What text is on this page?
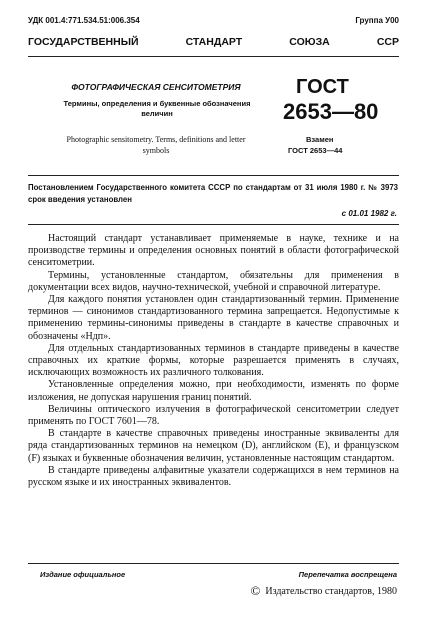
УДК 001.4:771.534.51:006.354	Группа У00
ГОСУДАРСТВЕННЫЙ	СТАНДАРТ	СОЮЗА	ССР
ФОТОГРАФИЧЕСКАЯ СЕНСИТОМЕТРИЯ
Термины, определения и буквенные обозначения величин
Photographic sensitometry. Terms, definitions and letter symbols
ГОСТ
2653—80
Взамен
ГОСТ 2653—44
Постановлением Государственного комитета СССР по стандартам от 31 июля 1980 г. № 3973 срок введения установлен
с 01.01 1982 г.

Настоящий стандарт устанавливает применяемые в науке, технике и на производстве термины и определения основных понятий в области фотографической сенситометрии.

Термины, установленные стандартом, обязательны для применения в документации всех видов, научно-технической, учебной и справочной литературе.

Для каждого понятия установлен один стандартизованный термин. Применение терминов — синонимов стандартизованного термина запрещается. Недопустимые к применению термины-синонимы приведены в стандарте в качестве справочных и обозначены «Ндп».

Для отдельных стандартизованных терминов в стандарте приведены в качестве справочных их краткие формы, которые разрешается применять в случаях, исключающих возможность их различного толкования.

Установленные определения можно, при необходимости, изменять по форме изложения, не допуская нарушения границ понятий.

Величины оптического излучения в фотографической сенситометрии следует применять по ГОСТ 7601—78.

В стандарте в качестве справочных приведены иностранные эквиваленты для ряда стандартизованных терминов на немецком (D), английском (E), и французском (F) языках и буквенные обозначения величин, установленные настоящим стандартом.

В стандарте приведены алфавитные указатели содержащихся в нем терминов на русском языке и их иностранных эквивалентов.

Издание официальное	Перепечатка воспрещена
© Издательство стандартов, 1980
--------------------
Check each line above for the word "обозначения" and give the number of lines that have it, nothing else.

■ **RESPONSE TO THIS EXERCISE**
2